Records contained in a dataset:

* * * * * * *

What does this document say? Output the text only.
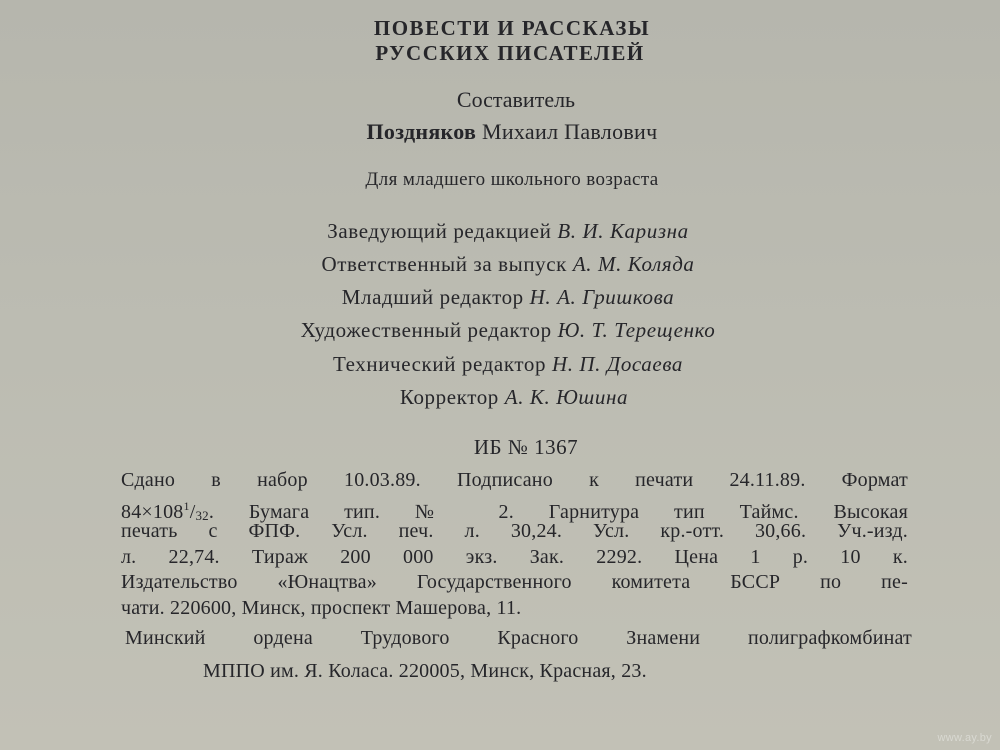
ПОВЕСТИ И РАССКАЗЫ
РУССКИХ ПИСАТЕЛЕЙ
Составитель
Поздняков Михаил Павлович
Для младшего школьного возраста
Заведующий редакцией В. И. Каризна
Ответственный за выпуск А. М. Коляда
Младший редактор Н. А. Гришкова
Художественный редактор Ю. Т. Терещенко
Технический редактор Н. П. Досаева
Корректор А. К. Юшина
ИБ № 1367
Сдано в набор 10.03.89. Подписано к печати 24.11.89. Формат
$84\times 108^1/_{32}$. Бумага тип. № 2. Гарнитура тип Таймс. Высокая
печать с ФПФ. Усл. печ. л. 30,24. Усл. кр.-отт. 30,66. Уч.-изд.
л. 22,74. Тираж 200 000 экз. Зак. 2292. Цена 1 р. 10 к.
Издательство «Юнацтва» Государственного комитета БССР по пе-
чати. 220600, Минск, проспект Машерова, 11.
Минский ордена Трудового Красного Знамени полиграфкомбинат
МППО им. Я. Коласа. 220005, Минск, Красная, 23.
www.ay.by
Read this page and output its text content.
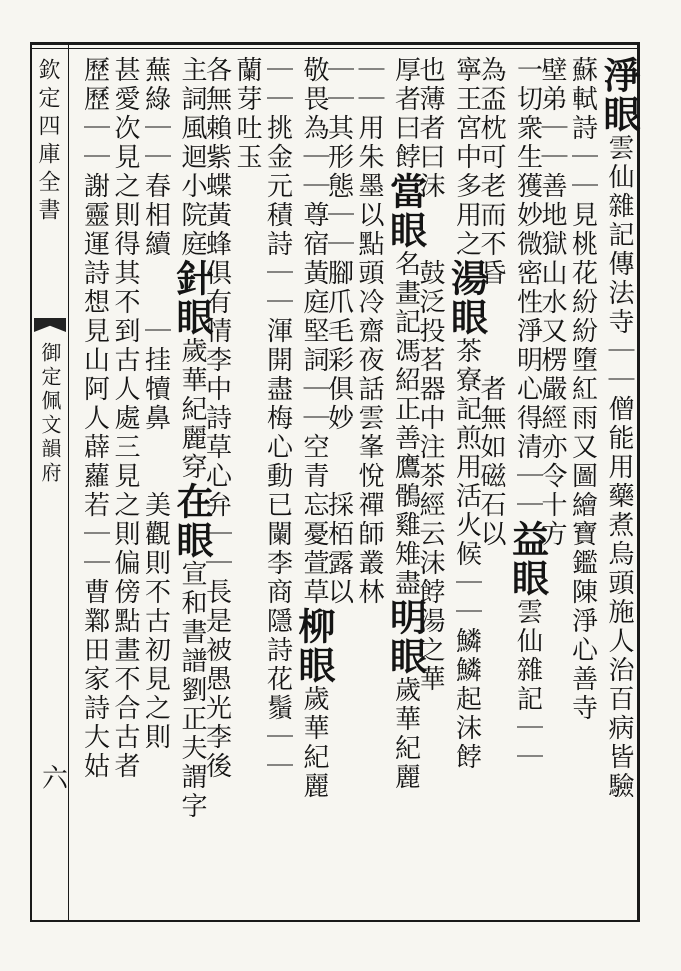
欽定四庫全書
御定佩文韻府
六
淨眼雲仙雜記傳法寺｜｜僧能用藥煮烏頭施人治百病皆驗
蘇軾詩｜｜見桃花紛紛墮紅雨又圖繪寶鑑陳淨心善寺
壁弟｜｜善地獄山水又楞嚴經亦令十方
一切衆生獲妙微密性淨明心得清｜｜益眼雲仙雜記｜｜
為盃枕可老而不昏　　　者無如磁石以
寧王宮中多用之湯眼茶寮記煎用活火候｜｜鱗鱗起沫餑
也薄者曰沫　　鼓泛投茗器中注茶經云沫餑湯之華
厚者曰餑當眼名畫記馮紹正善鷹鶻雞雉盡明眼歲華紀麗
｜｜用朱墨以點頭冷齋夜話雲峯悅禪師叢林
｜｜其形態｜｜腳爪毛彩俱妙　　採栢露以
敬畏為｜｜尊宿黃庭堅詞｜｜空青忘憂萱草柳眼歲華紀麗
｜｜挑金元積詩｜｜渾開盡梅心動已闌李商隱詩花鬚｜｜
蘭芽吐玉
各無賴紫蝶黃蜂俱有情李中詩草心弁｜｜長是被愚光李後
主詞風迴小院庭針眼歲華紀麗穿在眼宣和書譜劉正夫謂字
蕪綠｜｜春相續　　｜挂犢鼻　　美觀則不古初見之則
甚愛次見之則得其不到古人處三見之則偏傍點畫不合古者
歷歷｜｜謝靈運詩想見山阿人薜蘿若｜｜曹鄴田家詩大姑
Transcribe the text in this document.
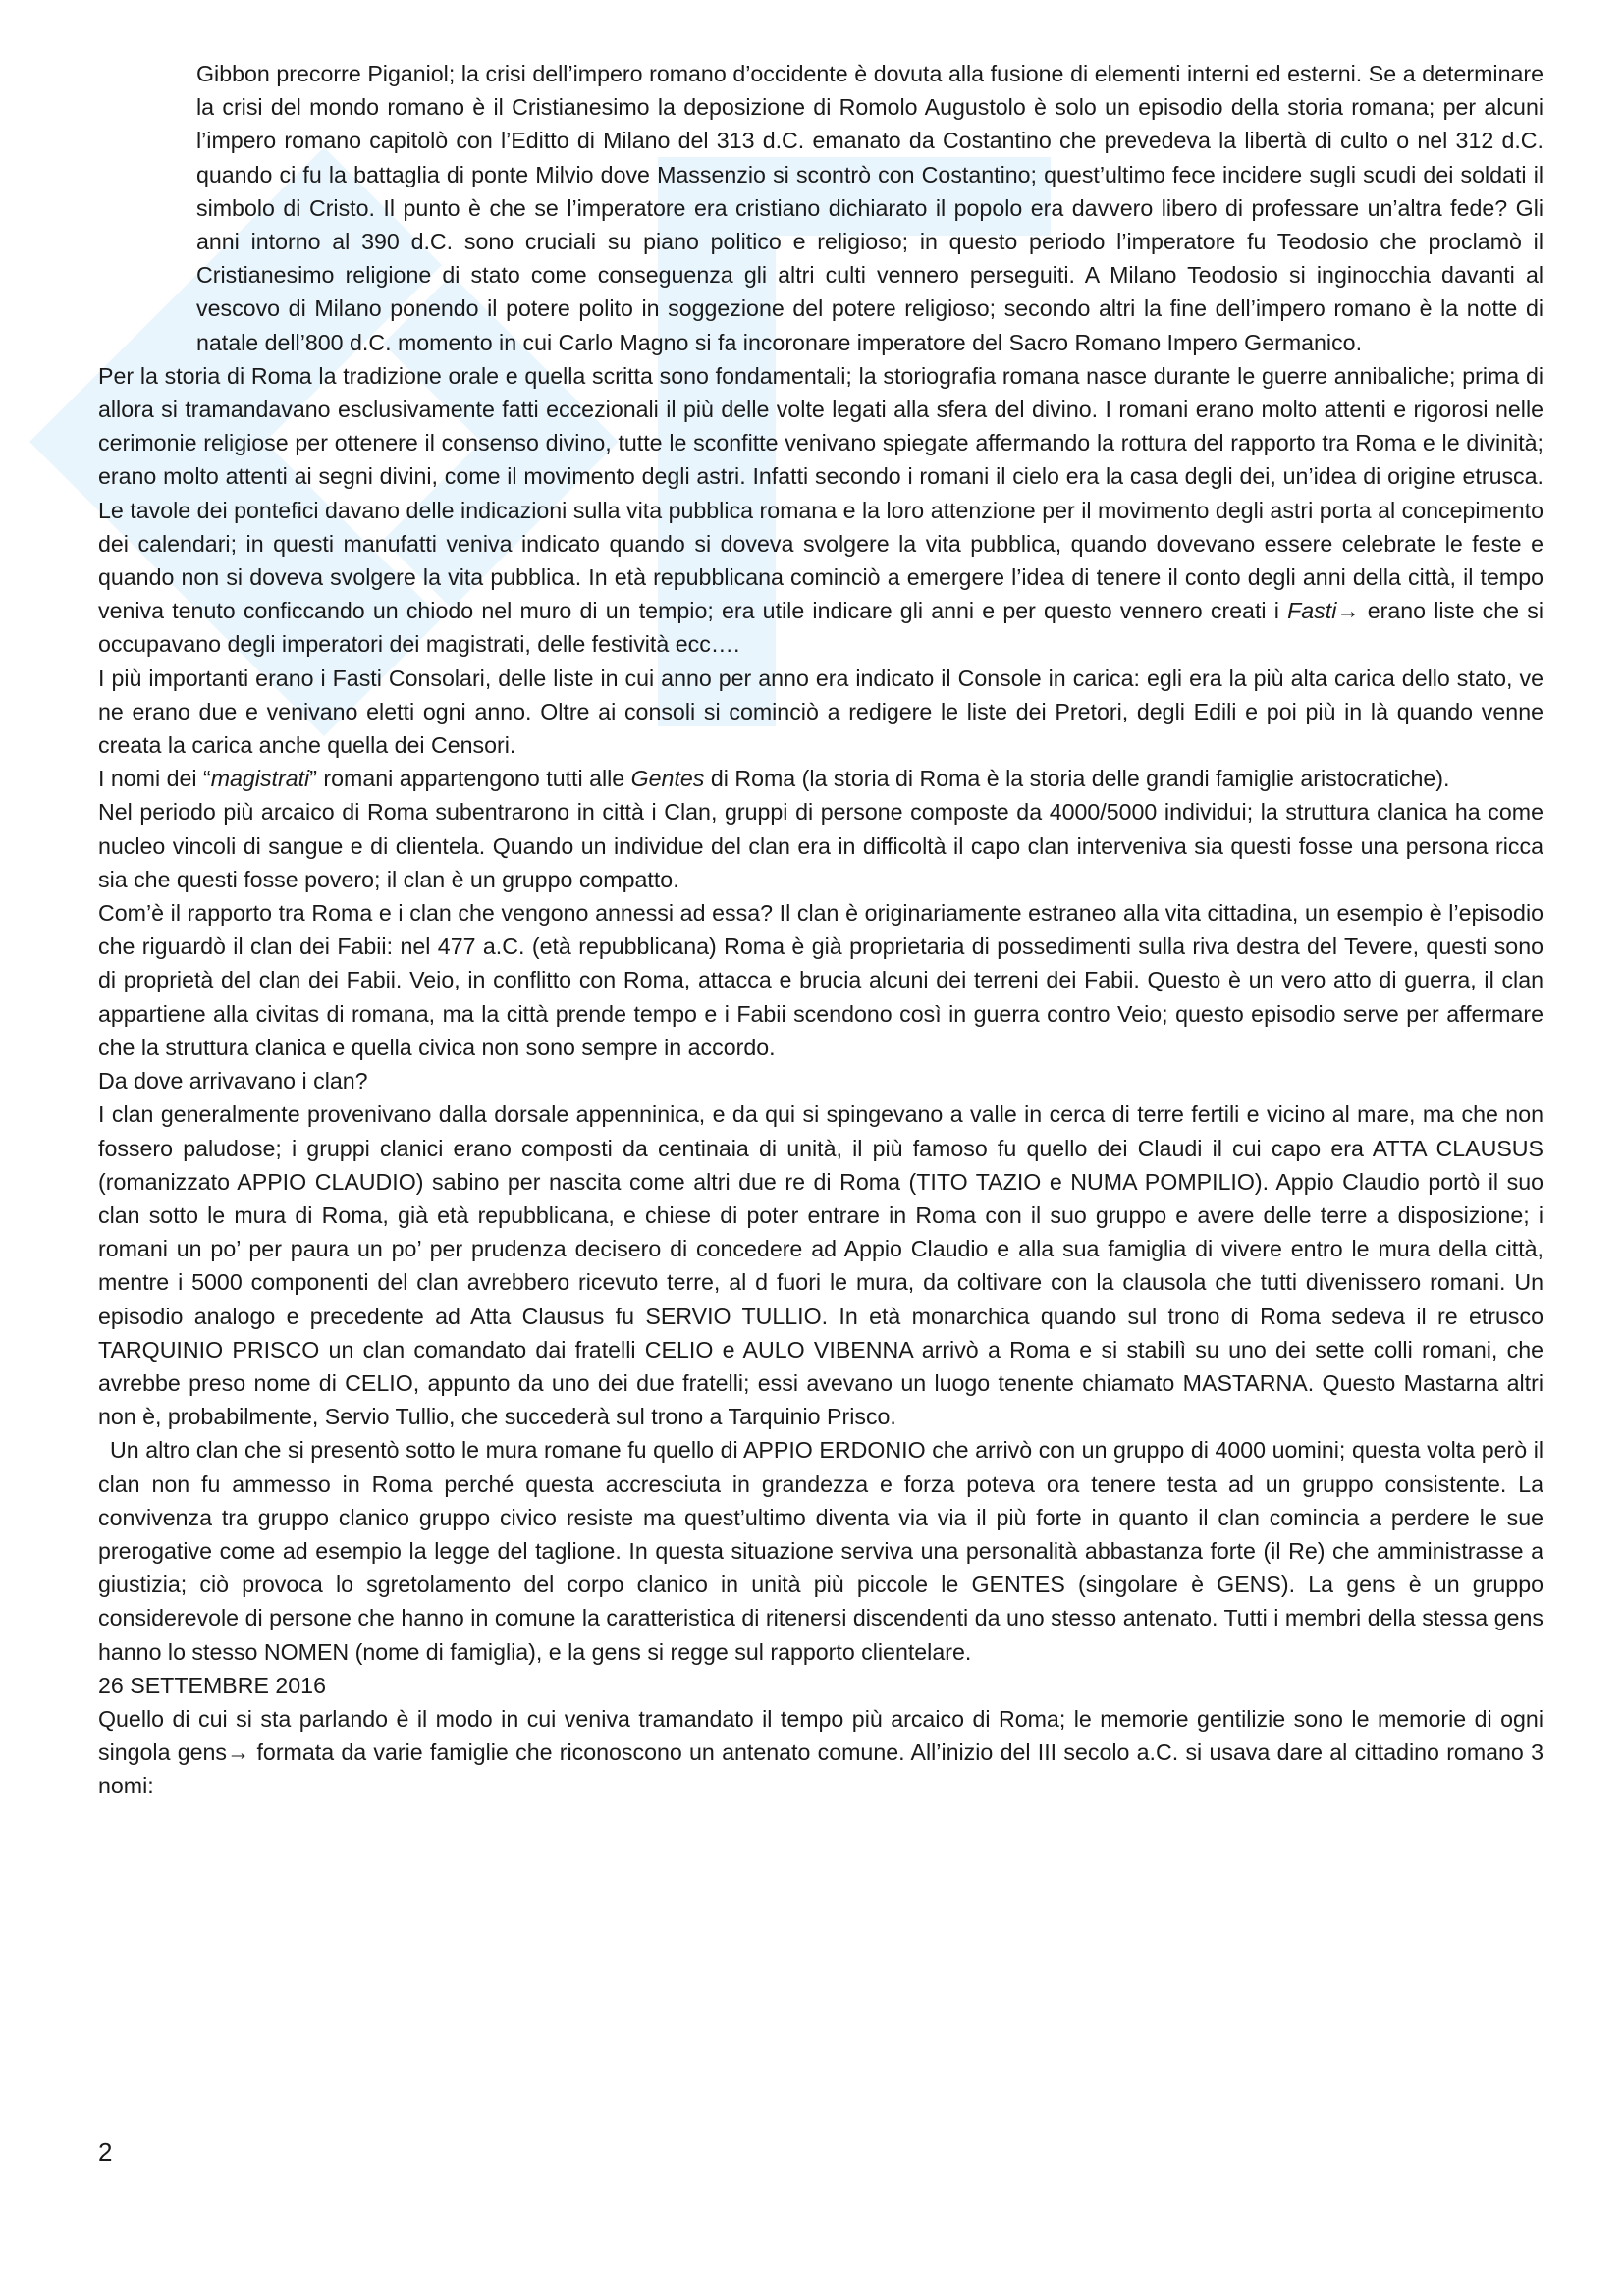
Gibbon precorre Piganiol; la crisi dell’impero romano d’occidente è dovuta alla fusione di elementi interni ed esterni. Se a determinare la crisi del mondo romano è il Cristianesimo la deposizione di Romolo Augustolo è solo un episodio della storia romana; per alcuni l’impero romano capitolò con l’Editto di Milano del 313 d.C. emanato da Costantino che prevedeva la libertà di culto o nel 312 d.C. quando ci fu la battaglia di ponte Milvio dove Massenzio si scontrò con Costantino; quest’ultimo fece incidere sugli scudi dei soldati il simbolo di Cristo. Il punto è che se l’imperatore era cristiano dichiarato il popolo era davvero libero di professare un’altra fede? Gli anni intorno al 390 d.C. sono cruciali su piano politico e religioso; in questo periodo l’imperatore fu Teodosio che proclamò il Cristianesimo religione di stato come conseguenza gli altri culti vennero perseguiti. A Milano Teodosio si inginocchia davanti al vescovo di Milano ponendo il potere polito in soggezione del potere religioso; secondo altri la fine dell’impero romano è la notte di natale dell’800 d.C. momento in cui Carlo Magno si fa incoronare imperatore del Sacro Romano Impero Germanico.

Per la storia di Roma la tradizione orale e quella scritta sono fondamentali; la storiografia romana nasce durante le guerre annibaliche; prima di allora si tramandavano esclusivamente fatti eccezionali il più delle volte legati alla sfera del divino. I romani erano molto attenti e rigorosi nelle cerimonie religiose per ottenere il consenso divino, tutte le sconfitte venivano spiegate affermando la rottura del rapporto tra Roma e le divinità; erano molto attenti ai segni divini, come il movimento degli astri. Infatti secondo i romani il cielo era la casa degli dei, un’idea di origine etrusca. Le tavole dei pontefici davano delle indicazioni sulla vita pubblica romana e la loro attenzione per il movimento degli astri porta al concepimento dei calendari; in questi manufatti veniva indicato quando si doveva svolgere la vita pubblica, quando dovevano essere celebrate le feste e quando non si doveva svolgere la vita pubblica. In età repubblicana cominciò a emergere l’idea di tenere il conto degli anni della città, il tempo veniva tenuto conficcando un chiodo nel muro di un tempio; era utile indicare gli anni e per questo vennero creati i Fasti→ erano liste che si occupavano degli imperatori dei magistrati, delle festività ecc….

I più importanti erano i Fasti Consolari, delle liste in cui anno per anno era indicato il Console in carica: egli era la più alta carica dello stato, ve ne erano due e venivano eletti ogni anno. Oltre ai consoli si cominciò a redigere le liste dei Pretori, degli Edili e poi più in là quando venne creata la carica anche quella dei Censori.

I nomi dei “magistrati” romani appartengono tutti alle Gentes di Roma (la storia di Roma è la storia delle grandi famiglie aristocratiche).

Nel periodo più arcaico di Roma subentrarono in città i Clan, gruppi di persone composte da 4000/5000 individui; la struttura clanica ha come nucleo vincoli di sangue e di clientela. Quando un individue del clan era in difficoltà il capo clan interveniva sia questi fosse una persona ricca sia che questi fosse povero; il clan è un gruppo compatto.

Com’è il rapporto tra Roma e i clan che vengono annessi ad essa? Il clan è originariamente estraneo alla vita cittadina, un esempio è l’episodio che riguardò il clan dei Fabii: nel 477 a.C. (età repubblicana) Roma è già proprietaria di possedimenti sulla riva destra del Tevere, questi sono di proprietà del clan dei Fabii. Veio, in conflitto con Roma, attacca e brucia alcuni dei terreni dei Fabii. Questo è un vero atto di guerra, il clan appartiene alla civitas di romana, ma la città prende tempo e i Fabii scendono così in guerra contro Veio; questo episodio serve per affermare che la struttura clanica e quella civica non sono sempre in accordo.

Da dove arrivavano i clan?

I clan generalmente provenivano dalla dorsale appenninica, e da qui si spingevano a valle in cerca di terre fertili e vicino al mare, ma che non fossero paludose; i gruppi clanici erano composti da centinaia di unità, il più famoso fu quello dei Claudi il cui capo era ATTA CLAUSUS (romanizzato APPIO CLAUDIO) sabino per nascita come altri due re di Roma (TITO TAZIO e NUMA POMPILIO). Appio Claudio portò il suo clan sotto le mura di Roma, già età repubblicana, e chiese di poter entrare in Roma con il suo gruppo e avere delle terre a disposizione; i romani un po’ per paura un po’ per prudenza decisero di concedere ad Appio Claudio e alla sua famiglia di vivere entro le mura della città, mentre i 5000 componenti del clan avrebbero ricevuto terre, al d fuori le mura, da coltivare con la clausola che tutti divenissero romani. Un episodio analogo e precedente ad Atta Clausus fu SERVIO TULLIO. In età monarchica quando sul trono di Roma sedeva il re etrusco TARQUINIO PRISCO un clan comandato dai fratelli CELIO e AULO VIBENNA arrivò a Roma e si stabilì su uno dei sette colli romani, che avrebbe preso nome di CELIO, appunto da uno dei due fratelli; essi avevano un luogo tenente chiamato MASTARNA. Questo Mastarna altri non è, probabilmente, Servio Tullio, che succederà sul trono a Tarquinio Prisco.

Un altro clan che si presentò sotto le mura romane fu quello di APPIO ERDONIO che arrivò con un gruppo di 4000 uomini; questa volta però il clan non fu ammesso in Roma perché questa accresciuta in grandezza e forza poteva ora tenere testa ad un gruppo consistente. La convivenza tra gruppo clanico gruppo civico resiste ma quest’ultimo diventa via via il più forte in quanto il clan comincia a perdere le sue prerogative come ad esempio la legge del taglione. In questa situazione serviva una personalità abbastanza forte (il Re) che amministrasse a giustizia; ciò provoca lo sgretolamento del corpo clanico in unità più piccole le GENTES (singolare è GENS). La gens è un gruppo considerevole di persone che hanno in comune la caratteristica di ritenersi discendenti da uno stesso antenato. Tutti i membri della stessa gens hanno lo stesso NOMEN (nome di famiglia), e la gens si regge sul rapporto clientelare.

26 SETTEMBRE 2016

Quello di cui si sta parlando è il modo in cui veniva tramandato il tempo più arcaico di Roma; le memorie gentilizie sono le memorie di ogni singola gens→ formata da varie famiglie che riconoscono un antenato comune. All’inizio del III secolo a.C. si usava dare al cittadino romano 3 nomi:

2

* * * * * * *

INSTRUCTIONS FOR THE TASK: Look through the records and gather every line containing "clanica".

REPLY:
Nel periodo più arcaico di Roma subentrarono in città i Clan, gruppi di persone composte da 4000/5000 individui; la struttura clanica ha come nucleo vincoli di sangue e di clientela. Quando un individue del clan era in difficoltà il capo clan interveniva sia questi fosse una persona ricca sia che questi fosse povero; il clan è un gruppo compatto.
Com’è il rapporto tra Roma e i clan che vengono annessi ad essa? Il clan è originariamente estraneo alla vita cittadina, un esempio è l’episodio che riguardò il clan dei Fabii: nel 477 a.C. (età repubblicana) Roma è già proprietaria di possedimenti sulla riva destra del Tevere, questi sono di proprietà del clan dei Fabii. Veio, in conflitto con Roma, attacca e brucia alcuni dei terreni dei Fabii. Questo è un vero atto di guerra, il clan appartiene alla civitas di romana, ma la città prende tempo e i Fabii scendono così in guerra contro Veio; questo episodio serve per affermare che la struttura clanica e quella civica non sono sempre in accordo.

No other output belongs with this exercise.